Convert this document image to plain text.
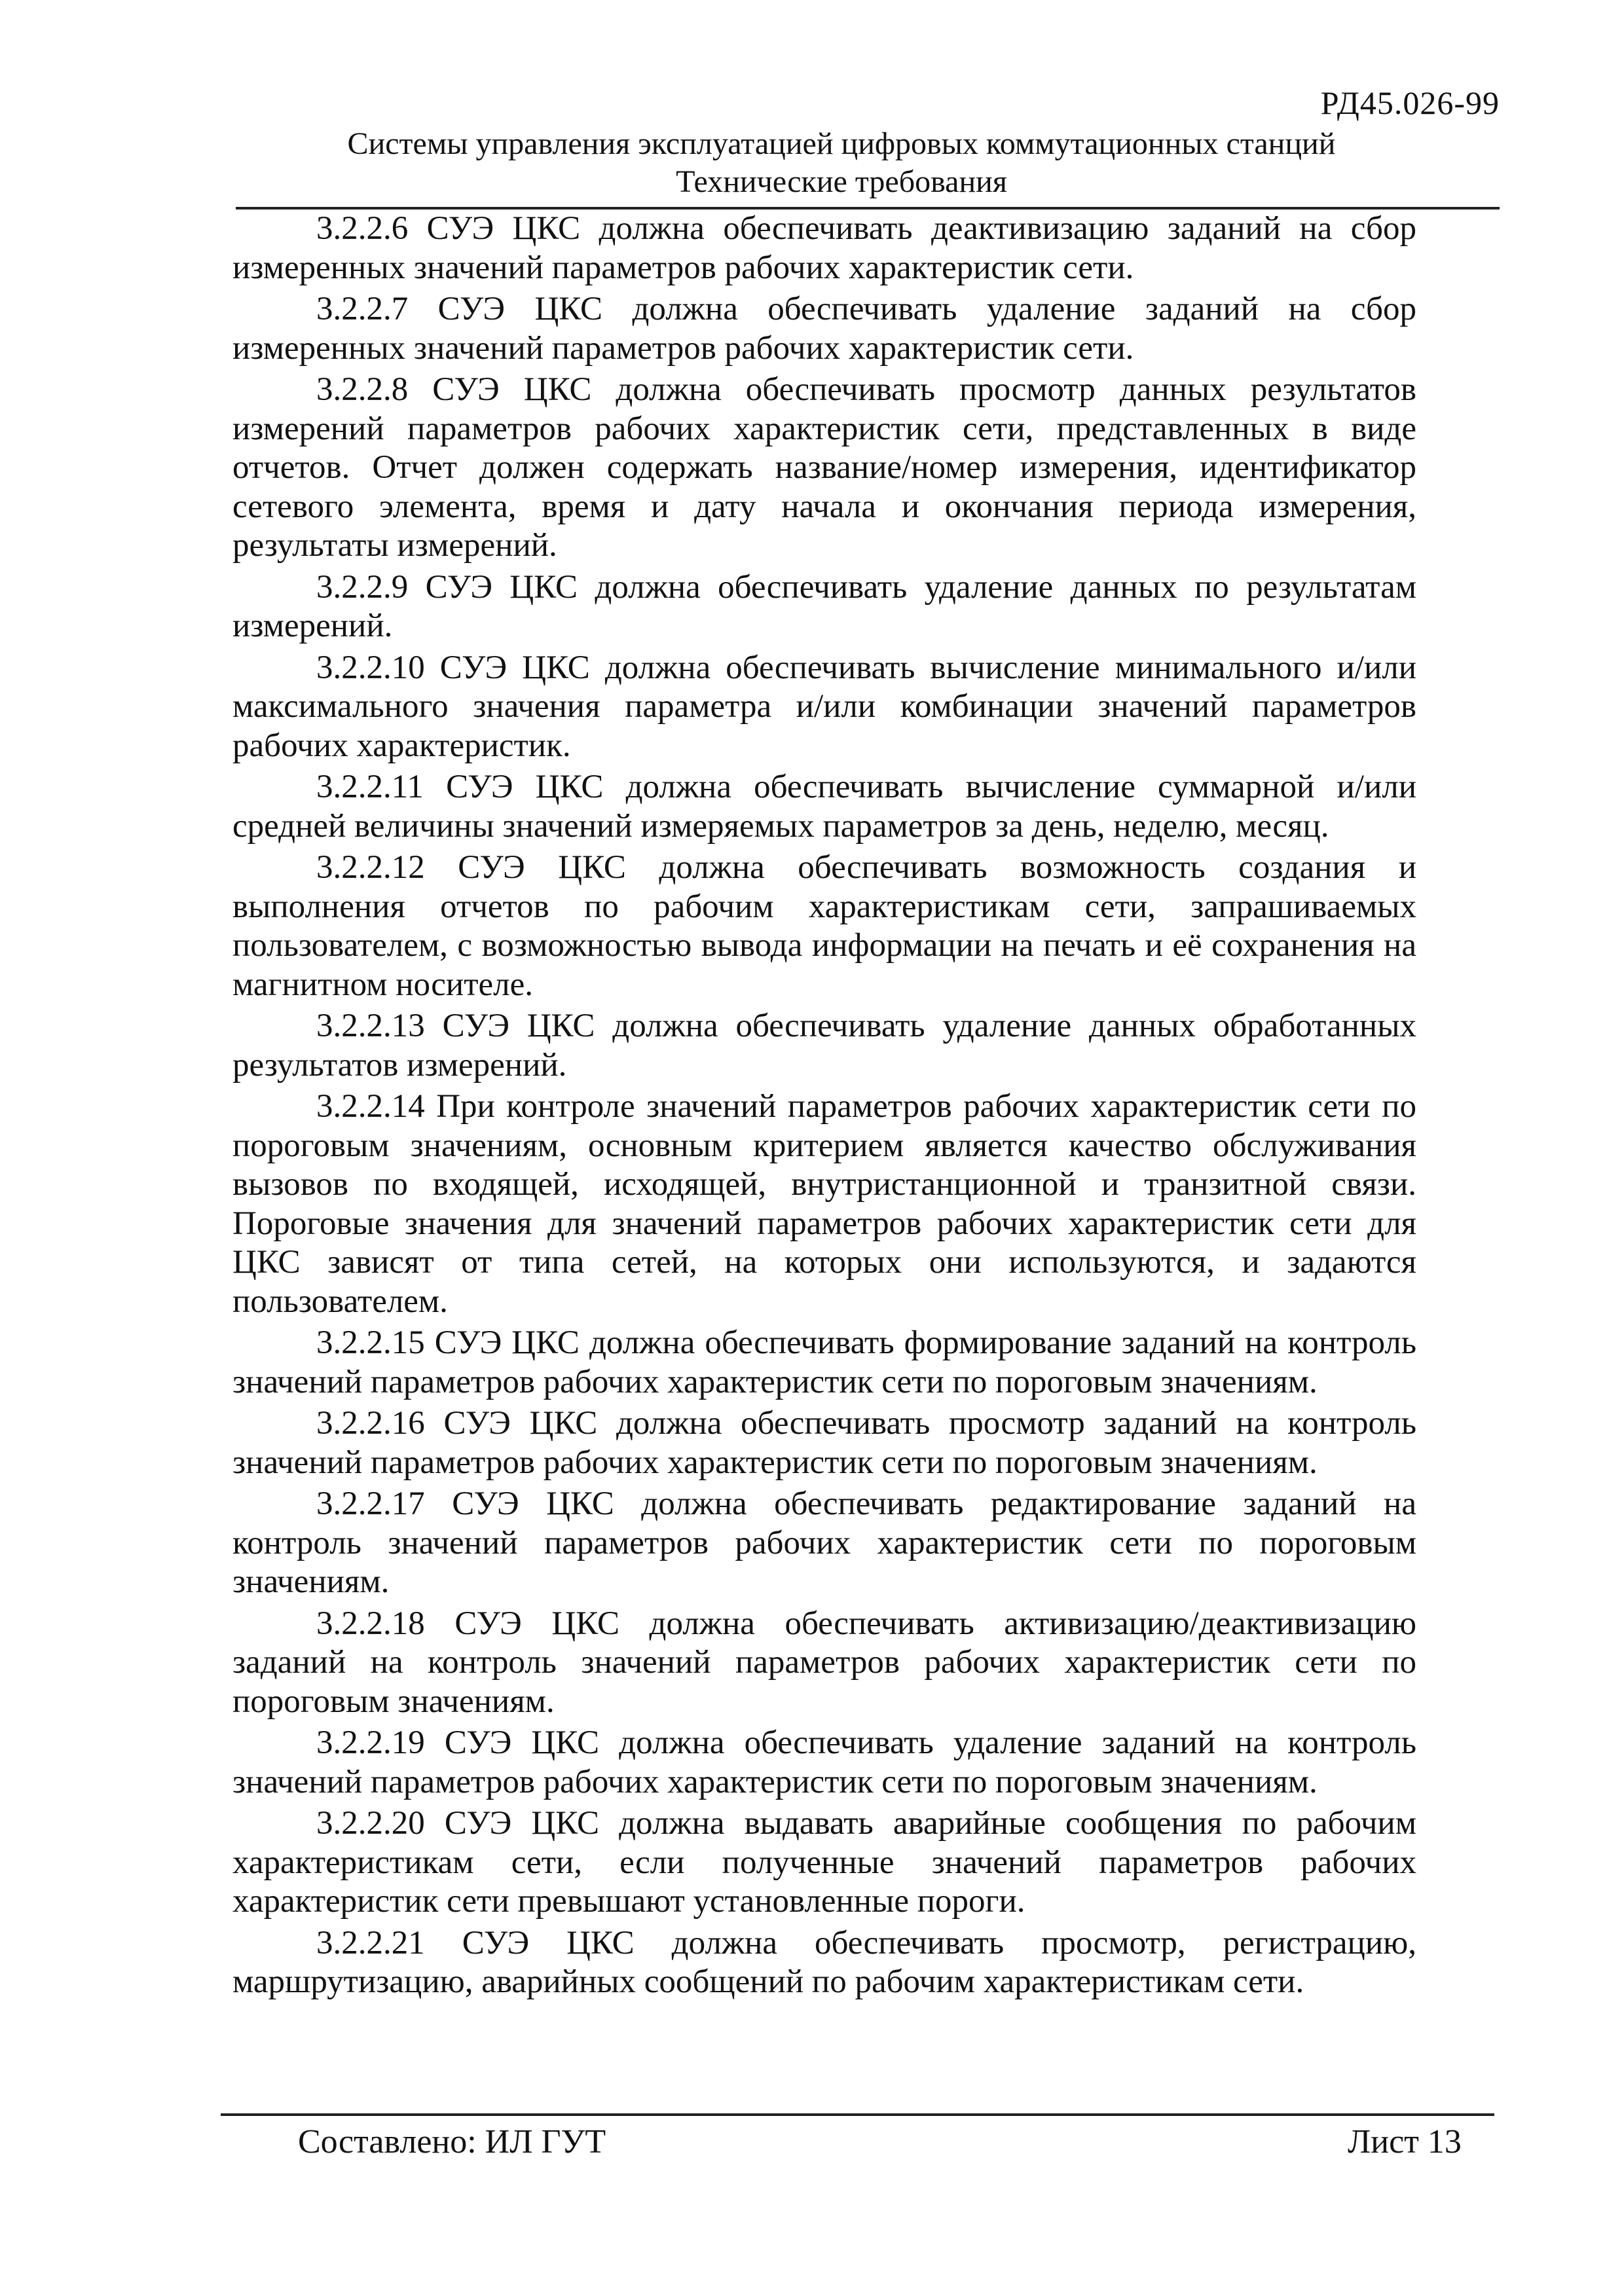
РД45.026-99
Системы управления эксплуатацией цифровых коммутационных станций
Технические требования

3.2.2.6 СУЭ ЦКС должна обеспечивать деактивизацию заданий на сбор измеренных значений параметров рабочих характеристик сети.

3.2.2.7 СУЭ ЦКС должна обеспечивать удаление заданий на сбор измеренных значений параметров рабочих характеристик сети.

3.2.2.8 СУЭ ЦКС должна обеспечивать просмотр данных результатов измерений параметров рабочих характеристик сети, представленных в виде отчетов. Отчет должен содержать название/номер измерения, идентификатор сетевого элемента, время и дату начала и окончания периода измерения, результаты измерений.

3.2.2.9 СУЭ ЦКС должна обеспечивать удаление данных по результатам измерений.

3.2.2.10 СУЭ ЦКС должна обеспечивать вычисление минимального и/или максимального значения параметра и/или комбинации значений параметров рабочих характеристик.

3.2.2.11 СУЭ ЦКС должна обеспечивать вычисление суммарной и/или средней величины значений измеряемых параметров за день, неделю, месяц.

3.2.2.12 СУЭ ЦКС должна обеспечивать возможность создания и выполнения отчетов по рабочим характеристикам сети, запрашиваемых пользователем, с возможностью вывода информации на печать и её сохранения на магнитном носителе.

3.2.2.13 СУЭ ЦКС должна обеспечивать удаление данных обработанных результатов измерений.

3.2.2.14 При контроле значений параметров рабочих характеристик сети по пороговым значениям, основным критерием является качество обслуживания вызовов по входящей, исходящей, внутристанционной и транзитной связи. Пороговые значения для значений параметров рабочих характеристик сети для ЦКС зависят от типа сетей, на которых они используются, и задаются пользователем.

3.2.2.15 СУЭ ЦКС должна обеспечивать формирование заданий на контроль значений параметров рабочих характеристик сети по пороговым значениям.

3.2.2.16 СУЭ ЦКС должна обеспечивать просмотр заданий на контроль значений параметров рабочих характеристик сети по пороговым значениям.

3.2.2.17 СУЭ ЦКС должна обеспечивать редактирование заданий на контроль значений параметров рабочих характеристик сети по пороговым значениям.

3.2.2.18 СУЭ ЦКС должна обеспечивать активизацию/деактивизацию заданий на контроль значений параметров рабочих характеристик сети по пороговым значениям.

3.2.2.19 СУЭ ЦКС должна обеспечивать удаление заданий на контроль значений параметров рабочих характеристик сети по пороговым значениям.

3.2.2.20 СУЭ ЦКС должна выдавать аварийные сообщения по рабочим характеристикам сети, если полученные значений параметров рабочих характеристик сети превышают установленные пороги.

3.2.2.21 СУЭ ЦКС должна обеспечивать просмотр, регистрацию, маршрутизацию, аварийных сообщений по рабочим характеристикам сети.

Составлено: ИЛ ГУТ	Лист 13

■ ■ ■ ■ ■ ■ ■

* [What to do] Find each line holding the word "удаление" and copy it.

* [Reply]
3.2.2.7 СУЭ ЦКС должна обеспечивать удаление заданий на сбор измеренных значений параметров рабочих характеристик сети.
3.2.2.9 СУЭ ЦКС должна обеспечивать удаление данных по результатам измерений.
3.2.2.13 СУЭ ЦКС должна обеспечивать удаление данных обработанных результатов измерений.
3.2.2.19 СУЭ ЦКС должна обеспечивать удаление заданий на контроль значений параметров рабочих характеристик сети по пороговым значениям.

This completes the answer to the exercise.